SET PROBLEM » Each line that follows is to be retyped exactly.

SUPPLIED DATA »
• • •

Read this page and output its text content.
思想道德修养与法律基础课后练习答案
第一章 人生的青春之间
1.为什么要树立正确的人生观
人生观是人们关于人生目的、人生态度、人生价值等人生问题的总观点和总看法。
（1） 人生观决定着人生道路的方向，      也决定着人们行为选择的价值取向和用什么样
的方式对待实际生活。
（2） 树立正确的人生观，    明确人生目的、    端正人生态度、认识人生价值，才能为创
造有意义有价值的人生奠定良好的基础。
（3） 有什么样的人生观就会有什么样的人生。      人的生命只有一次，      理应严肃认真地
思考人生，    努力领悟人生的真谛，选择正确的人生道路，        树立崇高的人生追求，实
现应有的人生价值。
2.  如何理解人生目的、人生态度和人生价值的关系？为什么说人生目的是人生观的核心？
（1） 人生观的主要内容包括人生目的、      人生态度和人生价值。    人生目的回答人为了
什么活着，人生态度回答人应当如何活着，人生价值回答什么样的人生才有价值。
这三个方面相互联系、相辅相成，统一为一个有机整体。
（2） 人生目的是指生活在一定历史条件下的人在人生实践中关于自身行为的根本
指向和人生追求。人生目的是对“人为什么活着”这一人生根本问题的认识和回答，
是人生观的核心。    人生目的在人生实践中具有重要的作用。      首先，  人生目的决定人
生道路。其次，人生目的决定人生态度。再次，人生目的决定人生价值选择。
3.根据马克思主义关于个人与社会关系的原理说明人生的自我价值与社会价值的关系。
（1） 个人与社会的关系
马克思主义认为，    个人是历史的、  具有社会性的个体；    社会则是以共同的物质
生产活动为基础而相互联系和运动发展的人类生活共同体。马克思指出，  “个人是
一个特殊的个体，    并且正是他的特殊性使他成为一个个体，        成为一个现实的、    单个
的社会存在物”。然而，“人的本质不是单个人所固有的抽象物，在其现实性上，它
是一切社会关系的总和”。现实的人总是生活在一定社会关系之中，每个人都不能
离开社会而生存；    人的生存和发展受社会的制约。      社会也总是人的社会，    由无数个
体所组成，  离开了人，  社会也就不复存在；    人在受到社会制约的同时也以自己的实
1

• • •

COMPLETED EXERCISE »
Read this page and output its text content.
思想道德修养与法律基础课后练习答案
第一章 人生的青春之间
1.为什么要树立正确的人生观
人生观是人们关于人生目的、人生态度、人生价值等人生问题的总观点和总看法。
（1） 人生观决定着人生道路的方向，      也决定着人们行为选择的价值取向和用什么样
的方式对待实际生活。
（2） 树立正确的人生观，    明确人生目的、    端正人生态度、认识人生价值，才能为创
造有意义有价值的人生奠定良好的基础。
（3） 有什么样的人生观就会有什么样的人生。      人的生命只有一次，      理应严肃认真地
思考人生，    努力领悟人生的真谛，选择正确的人生道路，        树立崇高的人生追求，实
现应有的人生价值。
2.  如何理解人生目的、人生态度和人生价值的关系？为什么说人生目的是人生观的核心？
（1） 人生观的主要内容包括人生目的、      人生态度和人生价值。    人生目的回答人为了
什么活着，人生态度回答人应当如何活着，人生价值回答什么样的人生才有价值。
这三个方面相互联系、相辅相成，统一为一个有机整体。
（2） 人生目的是指生活在一定历史条件下的人在人生实践中关于自身行为的根本
指向和人生追求。人生目的是对“人为什么活着”这一人生根本问题的认识和回答，
是人生观的核心。    人生目的在人生实践中具有重要的作用。      首先，  人生目的决定人
生道路。其次，人生目的决定人生态度。再次，人生目的决定人生价值选择。
3.根据马克思主义关于个人与社会关系的原理说明人生的自我价值与社会价值的关系。
（1） 个人与社会的关系
马克思主义认为，    个人是历史的、  具有社会性的个体；    社会则是以共同的物质
生产活动为基础而相互联系和运动发展的人类生活共同体。马克思指出，  “个人是
一个特殊的个体，    并且正是他的特殊性使他成为一个个体，        成为一个现实的、    单个
的社会存在物”。然而，“人的本质不是单个人所固有的抽象物，在其现实性上，它
是一切社会关系的总和”。现实的人总是生活在一定社会关系之中，每个人都不能
离开社会而生存；    人的生存和发展受社会的制约。      社会也总是人的社会，    由无数个
体所组成，  离开了人，  社会也就不复存在；    人在受到社会制约的同时也以自己的实
1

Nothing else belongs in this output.